==== Input for this task
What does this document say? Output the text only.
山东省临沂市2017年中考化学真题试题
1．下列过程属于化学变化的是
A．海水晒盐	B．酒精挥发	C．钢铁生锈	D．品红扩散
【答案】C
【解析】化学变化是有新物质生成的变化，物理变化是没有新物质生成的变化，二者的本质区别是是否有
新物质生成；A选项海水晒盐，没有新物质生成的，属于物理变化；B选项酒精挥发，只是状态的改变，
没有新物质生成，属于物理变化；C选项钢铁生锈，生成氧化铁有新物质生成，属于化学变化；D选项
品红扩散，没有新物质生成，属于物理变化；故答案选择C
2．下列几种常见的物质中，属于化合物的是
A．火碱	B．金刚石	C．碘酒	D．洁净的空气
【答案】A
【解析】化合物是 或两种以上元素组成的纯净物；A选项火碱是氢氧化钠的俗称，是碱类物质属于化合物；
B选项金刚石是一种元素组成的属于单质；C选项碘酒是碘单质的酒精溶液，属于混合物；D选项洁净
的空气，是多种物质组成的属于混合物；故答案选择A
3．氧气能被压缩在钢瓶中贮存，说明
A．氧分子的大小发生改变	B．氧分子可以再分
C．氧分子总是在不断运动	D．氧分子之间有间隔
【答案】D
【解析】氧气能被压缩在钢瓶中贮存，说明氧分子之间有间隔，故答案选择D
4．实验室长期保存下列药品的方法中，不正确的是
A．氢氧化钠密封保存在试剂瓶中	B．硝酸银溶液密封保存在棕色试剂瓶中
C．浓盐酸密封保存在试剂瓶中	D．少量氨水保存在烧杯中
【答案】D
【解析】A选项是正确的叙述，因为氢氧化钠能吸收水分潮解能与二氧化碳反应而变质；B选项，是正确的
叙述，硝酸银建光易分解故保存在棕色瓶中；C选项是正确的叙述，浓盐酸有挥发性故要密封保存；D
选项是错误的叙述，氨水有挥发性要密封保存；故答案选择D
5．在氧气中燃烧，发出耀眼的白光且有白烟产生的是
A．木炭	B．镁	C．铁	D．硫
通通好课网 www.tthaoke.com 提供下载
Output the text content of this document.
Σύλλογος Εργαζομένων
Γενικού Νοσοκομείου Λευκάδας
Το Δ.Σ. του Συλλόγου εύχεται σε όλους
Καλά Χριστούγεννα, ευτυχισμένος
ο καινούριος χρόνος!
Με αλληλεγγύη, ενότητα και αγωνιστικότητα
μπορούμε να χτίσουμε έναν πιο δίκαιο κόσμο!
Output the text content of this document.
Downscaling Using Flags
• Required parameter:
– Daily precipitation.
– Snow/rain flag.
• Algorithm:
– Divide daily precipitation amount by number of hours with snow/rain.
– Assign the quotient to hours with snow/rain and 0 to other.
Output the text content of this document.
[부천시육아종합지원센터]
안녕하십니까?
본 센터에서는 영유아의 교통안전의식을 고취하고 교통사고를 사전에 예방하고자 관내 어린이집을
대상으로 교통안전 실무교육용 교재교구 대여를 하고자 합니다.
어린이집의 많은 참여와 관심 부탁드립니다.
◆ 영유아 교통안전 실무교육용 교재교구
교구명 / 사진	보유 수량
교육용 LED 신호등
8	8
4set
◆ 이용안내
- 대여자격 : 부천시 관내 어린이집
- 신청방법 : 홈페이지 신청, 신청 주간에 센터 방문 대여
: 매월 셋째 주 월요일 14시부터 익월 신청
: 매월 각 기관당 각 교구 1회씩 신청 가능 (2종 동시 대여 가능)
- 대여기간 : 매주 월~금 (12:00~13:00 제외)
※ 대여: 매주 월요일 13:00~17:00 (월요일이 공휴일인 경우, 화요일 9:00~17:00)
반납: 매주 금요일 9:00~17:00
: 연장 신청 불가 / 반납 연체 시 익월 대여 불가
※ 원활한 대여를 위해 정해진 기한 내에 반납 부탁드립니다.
========
* Problem details:
Reproduce the full listing word for word.

* Solution:
What does this document say? Output the text only.
山东省临沂市2017年中考化学真题试题
1．下列过程属于化学变化的是
A．海水晒盐	B．酒精挥发	C．钢铁生锈	D．品红扩散
【答案】C
【解析】化学变化是有新物质生成的变化，物理变化是没有新物质生成的变化，二者的本质区别是是否有
新物质生成；A选项海水晒盐，没有新物质生成的，属于物理变化；B选项酒精挥发，只是状态的改变，
没有新物质生成，属于物理变化；C选项钢铁生锈，生成氧化铁有新物质生成，属于化学变化；D选项
品红扩散，没有新物质生成，属于物理变化；故答案选择C
2．下列几种常见的物质中，属于化合物的是
A．火碱	B．金刚石	C．碘酒	D．洁净的空气
【答案】A
【解析】化合物是 或两种以上元素组成的纯净物；A选项火碱是氢氧化钠的俗称，是碱类物质属于化合物；
B选项金刚石是一种元素组成的属于单质；C选项碘酒是碘单质的酒精溶液，属于混合物；D选项洁净
的空气，是多种物质组成的属于混合物；故答案选择A
3．氧气能被压缩在钢瓶中贮存，说明
A．氧分子的大小发生改变	B．氧分子可以再分
C．氧分子总是在不断运动	D．氧分子之间有间隔
【答案】D
【解析】氧气能被压缩在钢瓶中贮存，说明氧分子之间有间隔，故答案选择D
4．实验室长期保存下列药品的方法中，不正确的是
A．氢氧化钠密封保存在试剂瓶中	B．硝酸银溶液密封保存在棕色试剂瓶中
C．浓盐酸密封保存在试剂瓶中	D．少量氨水保存在烧杯中
【答案】D
【解析】A选项是正确的叙述，因为氢氧化钠能吸收水分潮解能与二氧化碳反应而变质；B选项，是正确的
叙述，硝酸银建光易分解故保存在棕色瓶中；C选项是正确的叙述，浓盐酸有挥发性故要密封保存；D
选项是错误的叙述，氨水有挥发性要密封保存；故答案选择D
5．在氧气中燃烧，发出耀眼的白光且有白烟产生的是
A．木炭	B．镁	C．铁	D．硫
通通好课网 www.tthaoke.com 提供下载
Output the text content of this document.
Σύλλογος Εργαζομένων
Γενικού Νοσοκομείου Λευκάδας
Το Δ.Σ. του Συλλόγου εύχεται σε όλους
Καλά Χριστούγεννα, ευτυχισμένος
ο καινούριος χρόνος!
Με αλληλεγγύη, ενότητα και αγωνιστικότητα
μπορούμε να χτίσουμε έναν πιο δίκαιο κόσμο!
Output the text content of this document.
Downscaling Using Flags
• Required parameter:
– Daily precipitation.
– Snow/rain flag.
• Algorithm:
– Divide daily precipitation amount by number of hours with snow/rain.
– Assign the quotient to hours with snow/rain and 0 to other.
Output the text content of this document.
[부천시육아종합지원센터]
안녕하십니까?
본 센터에서는 영유아의 교통안전의식을 고취하고 교통사고를 사전에 예방하고자 관내 어린이집을
대상으로 교통안전 실무교육용 교재교구 대여를 하고자 합니다.
어린이집의 많은 참여와 관심 부탁드립니다.
◆ 영유아 교통안전 실무교육용 교재교구
교구명 / 사진	보유 수량
교육용 LED 신호등
8	8
4set
◆ 이용안내
- 대여자격 : 부천시 관내 어린이집
- 신청방법 : 홈페이지 신청, 신청 주간에 센터 방문 대여
: 매월 셋째 주 월요일 14시부터 익월 신청
: 매월 각 기관당 각 교구 1회씩 신청 가능 (2종 동시 대여 가능)
- 대여기간 : 매주 월~금 (12:00~13:00 제외)
※ 대여: 매주 월요일 13:00~17:00 (월요일이 공휴일인 경우, 화요일 9:00~17:00)
반납: 매주 금요일 9:00~17:00
: 연장 신청 불가 / 반납 연체 시 익월 대여 불가
※ 원활한 대여를 위해 정해진 기한 내에 반납 부탁드립니다.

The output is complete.